## Task brief
Look over the lines below. Report each one that includes the string "инвестиции".
★ ★ ★ ★
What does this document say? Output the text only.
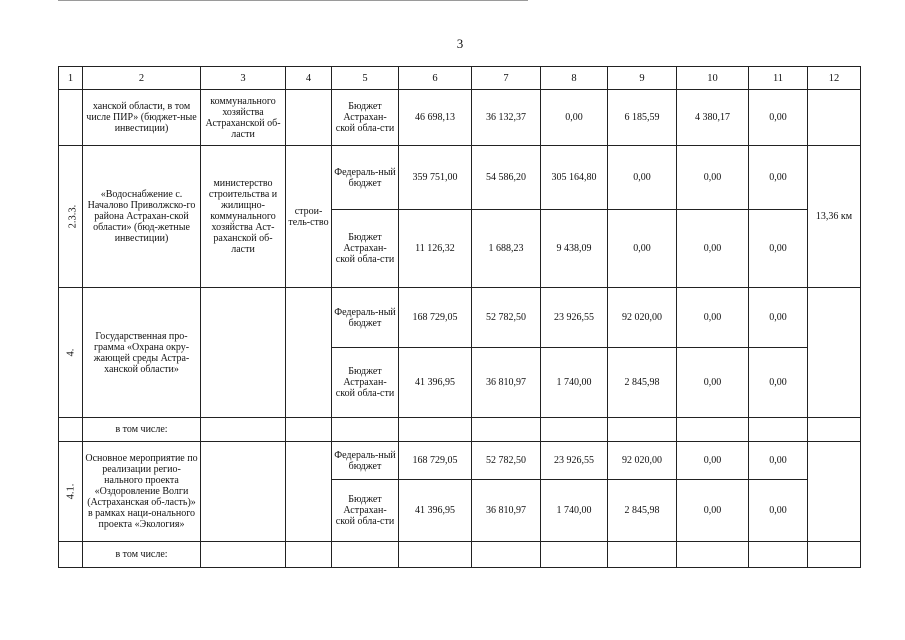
3
1	2	3	4	5	6	7	8	9	10	11	12
	ханской области, в том числе ПИР» (бюджет-ные инвестиции)	коммунального хозяйства Астраханской об-ласти		Бюджет Астрахан-ской обла-сти	46 698,13	36 132,37	0,00	6 185,59	4 380,17	0,00	
2.3.3.	«Водоснабжение с. Началово Приволжско-го района Астрахан-ской области» (бюд-жетные инвестиции)	министерство строительства и жилищно-коммунального хозяйства Аст-раханской об-ласти	строи-тель-ство	Федераль-ный бюджет	359 751,00	54 586,20	305 164,80	0,00	0,00	0,00	13,36 км
				Бюджет Астрахан-ской обла-сти	11 126,32	1 688,23	9 438,09	0,00	0,00	0,00	
4.	Государственная про-грамма «Охрана окру-жающей среды Астра-ханской области»			Федераль-ный бюджет	168 729,05	52 782,50	23 926,55	92 020,00	0,00	0,00	
				Бюджет Астрахан-ской обла-сти	41 396,95	36 810,97	1 740,00	2 845,98	0,00	0,00	
	в том числе:										
4.1.	Основное мероприятие по реализации регио-нального проекта «Оздоровление Волги (Астраханская об-ласть)» в рамках наци-онального проекта «Экология»			Федераль-ный бюджет	168 729,05	52 782,50	23 926,55	92 020,00	0,00	0,00	
				Бюджет Астрахан-ской обла-сти	41 396,95	36 810,97	1 740,00	2 845,98	0,00	0,00	
	в том числе:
★ ★ ★ ★
## Task result
	ханской области, в том числе ПИР» (бюджет-ные инвестиции)	коммунального хозяйства Астраханской об-ласти		Бюджет Астрахан-ской обла-сти	46 698,13	36 132,37	0,00	6 185,59	4 380,17	0,00	
2.3.3.	«Водоснабжение с. Началово Приволжско-го района Астрахан-ской области» (бюд-жетные инвестиции)	министерство строительства и жилищно-коммунального хозяйства Аст-раханской об-ласти	строи-тель-ство	Федераль-ный бюджет	359 751,00	54 586,20	305 164,80	0,00	0,00	0,00	13,36 км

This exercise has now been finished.